START

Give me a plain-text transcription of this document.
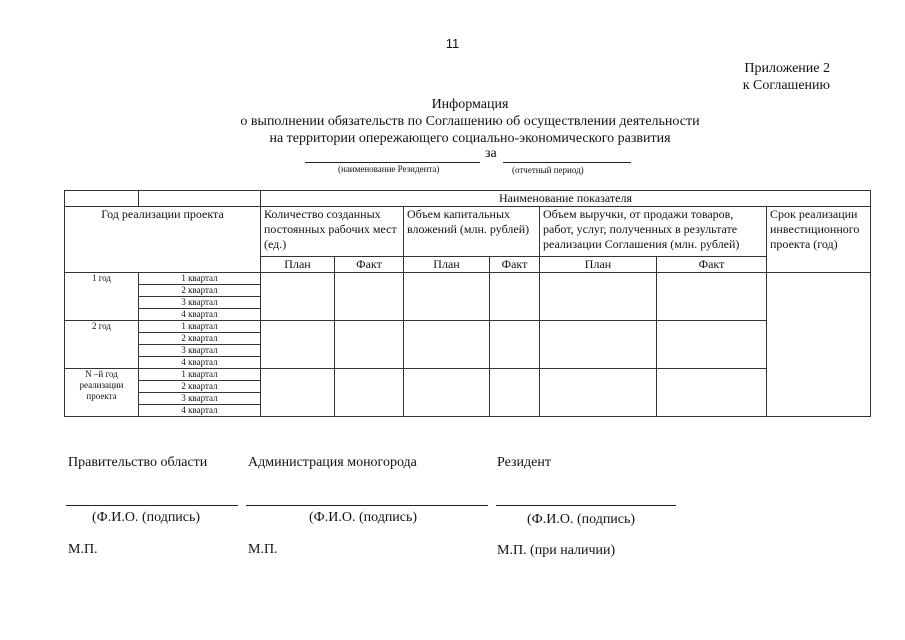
11
Приложение 2
к Соглашению
Информация
о выполнении обязательств по Соглашению об осуществлении деятельности
на территории опережающего социально-экономического развития
за
(наименование Резидента)	(отчетный период)
		Наименование показателя						
Год реализации проекта		Количество созданных постоянных рабочих мест (ед.)		Объем капитальных вложений (млн. рублей)		Объем выручки, от продажи товаров, работ, услуг, полученных в результате реализации Соглашения (млн. рублей)		Срок реализации инвестиционного проекта (год)
		План	Факт	План	Факт	План	Факт	
1 год	1 квартал							
	2 квартал							
	3 квартал							
	4 квартал							
2 год	1 квартал							
	2 квартал							
	3 квартал							
	4 квартал							
N –й год реализации проекта	1 квартал							
	2 квартал							
	3 квартал							
	4 квартал							
Правительство области	Администрация моногорода	Резидент
(Ф.И.О. (подпись)	(Ф.И.О. (подпись)	(Ф.И.О. (подпись)
М.П.	М.П.	М.П. (при наличии)
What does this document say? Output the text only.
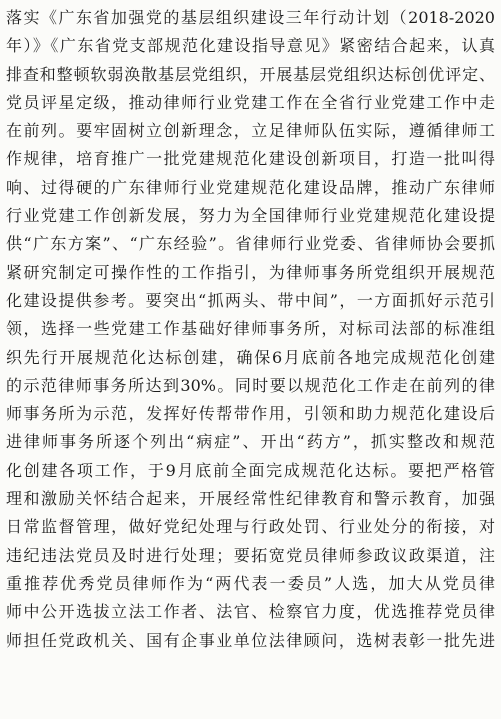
落实《广东省加强党的基层组织建设三年行动计划（2018-2020
年）》《广东省党支部规范化建设指导意见》紧密结合起来，认真
排查和整顿软弱涣散基层党组织，开展基层党组织达标创优评定、
党员评星定级，推动律师行业党建工作在全省行业党建工作中走
在前列。要牢固树立创新理念，立足律师队伍实际，遵循律师工
作规律，培育推广一批党建规范化建设创新项目，打造一批叫得
响、过得硬的广东律师行业党建规范化建设品牌，推动广东律师
行业党建工作创新发展，努力为全国律师行业党建规范化建设提
供“广东方案”、“广东经验”。省律师行业党委、省律师协会要抓
紧研究制定可操作性的工作指引，为律师事务所党组织开展规范
化建设提供参考。要突出“抓两头、带中间”，一方面抓好示范引
领，选择一些党建工作基础好律师事务所，对标司法部的标准组
织先行开展规范化达标创建，确保6月底前各地完成规范化创建
的示范律师事务所达到30%。同时要以规范化工作走在前列的律
师事务所为示范，发挥好传帮带作用，引领和助力规范化建设后
进律师事务所逐个列出“病症”、开出“药方”，抓实整改和规范
化创建各项工作，于9月底前全面完成规范化达标。要把严格管
理和激励关怀结合起来，开展经常性纪律教育和警示教育，加强
日常监督管理，做好党纪处理与行政处罚、行业处分的衔接，对
违纪违法党员及时进行处理；要拓宽党员律师参政议政渠道，注
重推荐优秀党员律师作为“两代表一委员”人选，加大从党员律
师中公开选拔立法工作者、法官、检察官力度，优选推荐党员律
师担任党政机关、国有企事业单位法律顾问，选树表彰一批先进
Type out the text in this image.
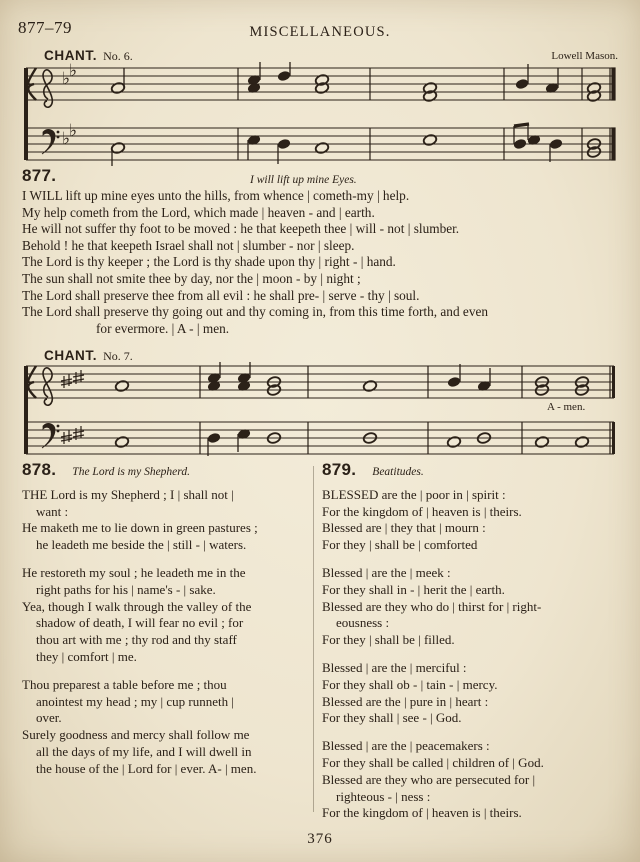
877–79	MISCELLANEOUS.
CHANT. No. 6.	Lowell Mason.
♭
♭
♭
♭
877.	I will lift up mine Eyes.

I WILL lift up mine eyes unto the hills, from whence | cometh-my | help.

My help cometh from the Lord, which made | heaven - and | earth.

He will not suffer thy foot to be moved : he that keepeth thee | will - not | slumber.

Behold ! he that keepeth Israel shall not | slumber - nor | sleep.

The Lord is thy keeper ; the Lord is thy shade upon thy | right - | hand.

The sun shall not smite thee by day, nor the | moon - by | night ;

The Lord shall preserve thee from all evil : he shall pre- | serve - thy | soul.

The Lord shall preserve thy going out and thy coming in, from this time forth, and even

for evermore. | A - | men.

CHANT. No. 7.
A - men.
878. The Lord is my Shepherd.

THE Lord is my Shepherd ; I | shall not |

want :

He maketh me to lie down in green pastures ;

he leadeth me beside the | still - | waters.

He restoreth my soul ; he leadeth me in the

right paths for his | name's - | sake.

Yea, though I walk through the valley of the

shadow of death, I will fear no evil ; for

thou art with me ; thy rod and thy staff

they | comfort | me.

Thou preparest a table before me ; thou

anointest my head ; my | cup runneth |

over.

Surely goodness and mercy shall follow me

all the days of my life, and I will dwell in

the house of the | Lord for | ever. A- | men.

879. Beatitudes.

BLESSED are the | poor in | spirit :

For the kingdom of | heaven is | theirs.

Blessed are | they that | mourn :

For they | shall be | comforted

Blessed | are the | meek :

For they shall in - | herit the | earth.

Blessed are they who do | thirst for | right-

eousness :

For they | shall be | filled.

Blessed | are the | merciful :

For they shall ob - | tain - | mercy.

Blessed are the | pure in | heart :

For they shall | see - | God.

Blessed | are the | peacemakers :

For they shall be called | children of | God.

Blessed are they who are persecuted for |

righteous - | ness :

For the kingdom of | heaven is | theirs.

376
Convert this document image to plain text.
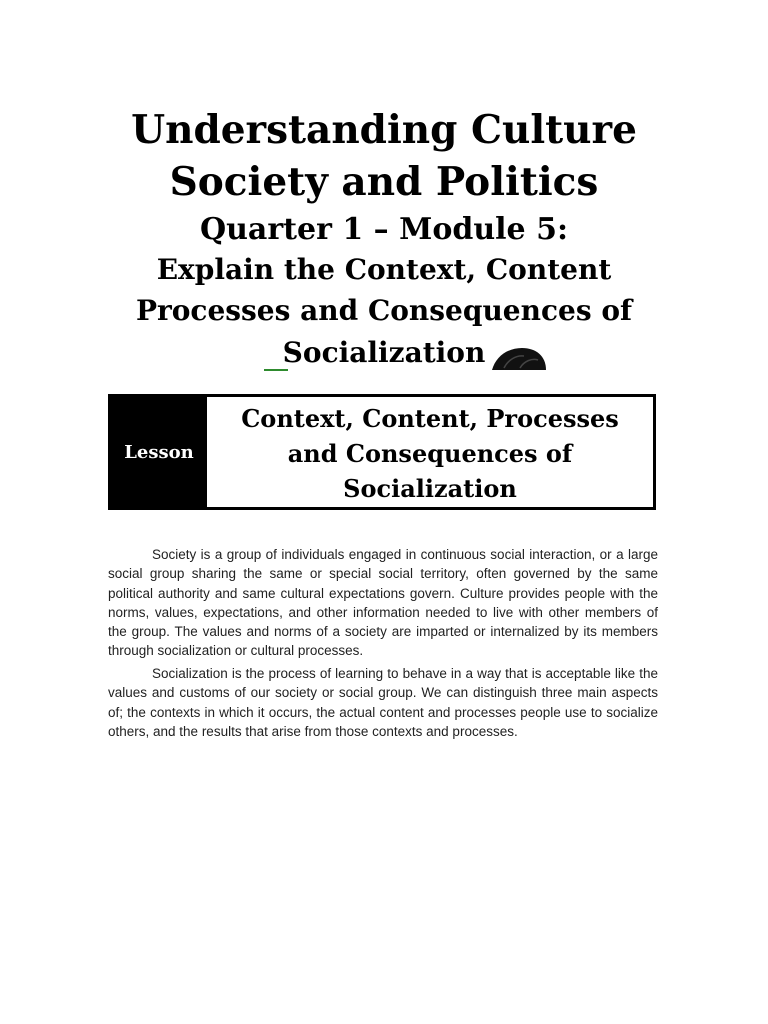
Understanding Culture
Society and Politics
Quarter 1 – Module 5:
Explain the Context, Content
Processes and Consequences of
Socialization
Lesson
Context, Content, Processes
and Consequences of
Socialization

Society is a group of individuals engaged in continuous social interaction, or a large social group sharing the same or special social territory, often governed by the same political authority and same cultural expectations govern. Culture provides people with the norms, values, expectations, and other information needed to live with other members of the group. The values and norms of a society are imparted or internalized by its members through socialization or cultural processes.

Socialization is the process of learning to behave in a way that is acceptable like the values and customs of our society or social group. We can distinguish three main aspects of; the contexts in which it occurs, the actual content and processes people use to socialize others, and the results that arise from those contexts and processes.
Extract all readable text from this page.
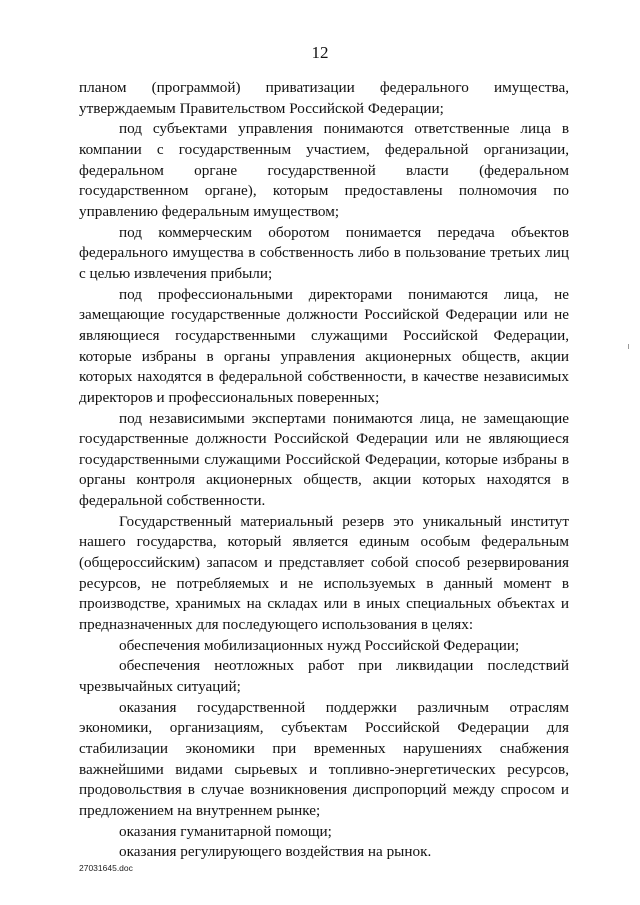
12

планом (программой) приватизации федерального имущества, утверждаемым Правительством Российской Федерации;

под субъектами управления понимаются ответственные лица в компании с государственным участием, федеральной организации, федеральном органе государственной власти (федеральном государственном органе), которым предоставлены полномочия по управлению федеральным имуществом;

под коммерческим оборотом понимается передача объектов федерального имущества в собственность либо в пользование третьих лиц с целью извлечения прибыли;

под профессиональными директорами понимаются лица, не замещающие государственные должности Российской Федерации или не являющиеся государственными служащими Российской Федерации, которые избраны в органы управления акционерных обществ, акции которых находятся в федеральной собственности, в качестве независимых директоров и профессиональных поверенных;

под независимыми экспертами понимаются лица, не замещающие государственные должности Российской Федерации или не являющиеся государственными служащими Российской Федерации, которые избраны в органы контроля акционерных обществ, акции которых находятся в федеральной собственности.

Государственный материальный резерв это уникальный институт нашего государства, который является единым особым федеральным (общероссийским) запасом и представляет собой способ резервирования ресурсов, не потребляемых и не используемых в данный момент в производстве, хранимых на складах или в иных специальных объектах и предназначенных для последующего использования в целях:

обеспечения мобилизационных нужд Российской Федерации;

обеспечения неотложных работ при ликвидации последствий чрезвычайных ситуаций;

оказания государственной поддержки различным отраслям экономики, организациям, субъектам Российской Федерации для стабилизации экономики при временных нарушениях снабжения важнейшими видами сырьевых и топливно-энергетических ресурсов, продовольствия в случае возникновения диспропорций между спросом и предложением на внутреннем рынке;

оказания гуманитарной помощи;

оказания регулирующего воздействия на рынок.

27031645.doc
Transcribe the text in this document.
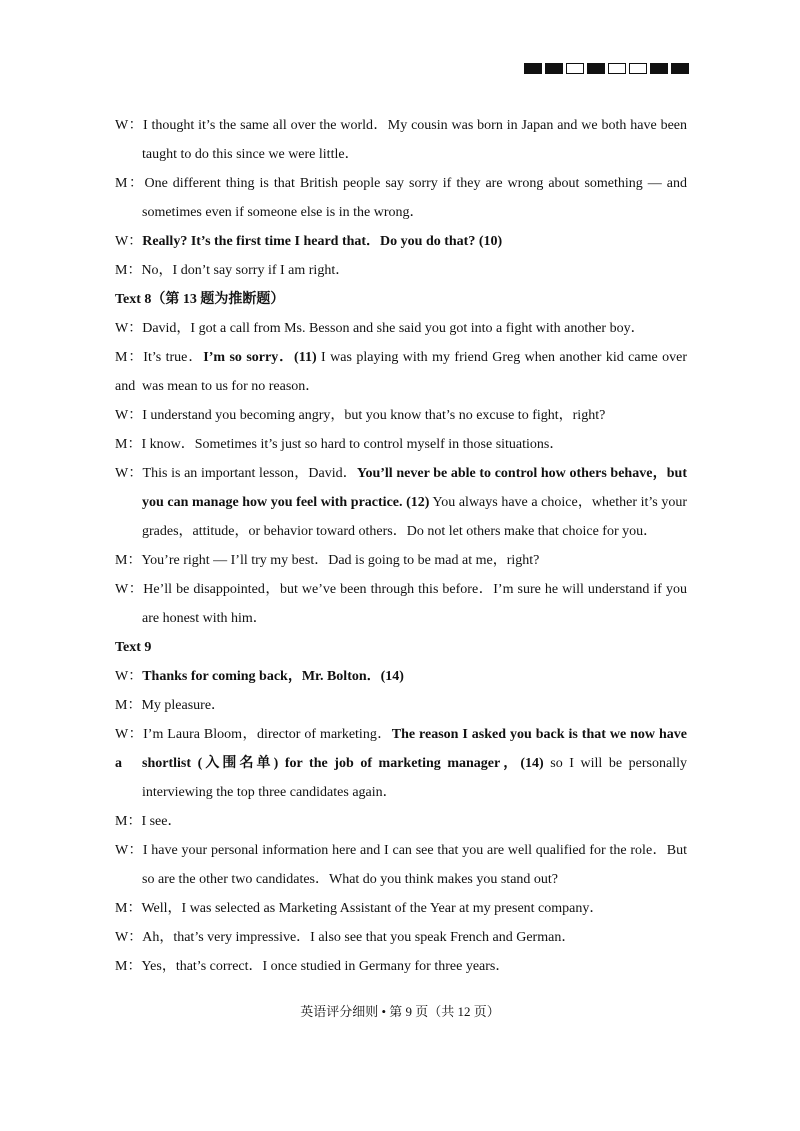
W：I thought it’s the same all over the world．My cousin was born in Japan and we both have been
taught to do this since we were little．
M：One different thing is that British people say sorry if they are wrong about something — and
sometimes even if someone else is in the wrong．
W：Really? It’s the first time I heard that．Do you do that? (10)
M：No，I don’t say sorry if I am right．
Text 8（第 13 题为推断题）
W：David，I got a call from Ms. Besson and she said you got into a fight with another boy．
M：It’s true．I’m so sorry．(11) I was playing with my friend Greg when another kid came over and was mean to us for no reason．
W：I understand you becoming angry，but you know that’s no excuse to fight，right?
M：I know．Sometimes it’s just so hard to control myself in those situations．
W：This is an important lesson，David．You’ll never be able to control how others behave，but
you can manage how you feel with practice. (12) You always have a choice，whether it’s your
grades，attitude，or behavior toward others．Do not let others make that choice for you．
M：You’re right — I’ll try my best．Dad is going to be mad at me，right?
W：He’ll be disappointed，but we’ve been through this before．I’m sure he will understand if you
are honest with him．
Text 9
W：Thanks for coming back，Mr. Bolton．(14)
M：My pleasure．
W：I’m Laura Bloom，director of marketing．The reason I asked you back is that we now have a	shortlist (入围名单) for the job of marketing manager，(14) so I will be personally
interviewing the top three candidates again．
M：I see．
W：I have your personal information here and I can see that you are well qualified for the role．But
so are the other two candidates．What do you think makes you stand out?
M：Well，I was selected as Marketing Assistant of the Year at my present company．
W：Ah，that’s very impressive．I also see that you speak French and German．
M：Yes，that’s correct．I once studied in Germany for three years．
英语评分细则 • 第 9 页（共 12 页）
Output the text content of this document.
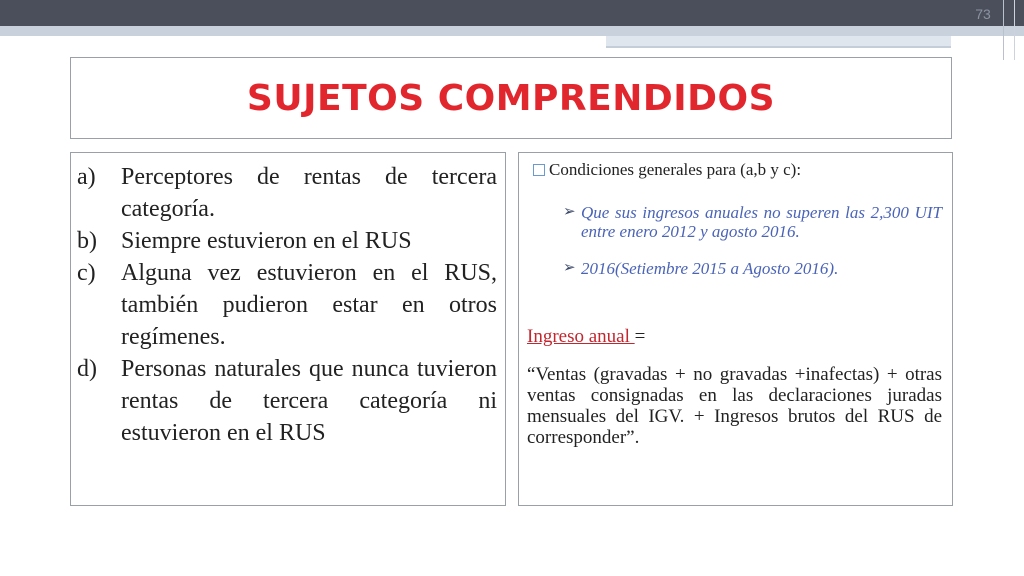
73
SUJETOS COMPRENDIDOS
a)	Perceptores de rentas de tercera categoría.
b)	Siempre estuvieron en el RUS
c)	Alguna vez estuvieron en el RUS, también pudieron estar en otros regímenes.
d)	Personas naturales que nunca tuvieron rentas de tercera categoría ni estuvieron en el RUS
Condiciones generales para (a,b y c):
➢ Que sus ingresos anuales no superen las 2,300 UIT entre enero 2012 y agosto 2016.
➢ 2016(Setiembre 2015 a Agosto 2016).
Ingreso anual =
“Ventas (gravadas + no gravadas +inafectas) + otras ventas consignadas en las declaraciones juradas mensuales del IGV. + Ingresos brutos del RUS de corresponder”.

END

■ Task statement ■
Search the entries for the word "control", then gather every line that has it.

■ Expected output ■
M：I know．Sometimes it’s just so hard to control myself in those situations．
W：This is an important lesson，David．You’ll never be able to control how others behave，but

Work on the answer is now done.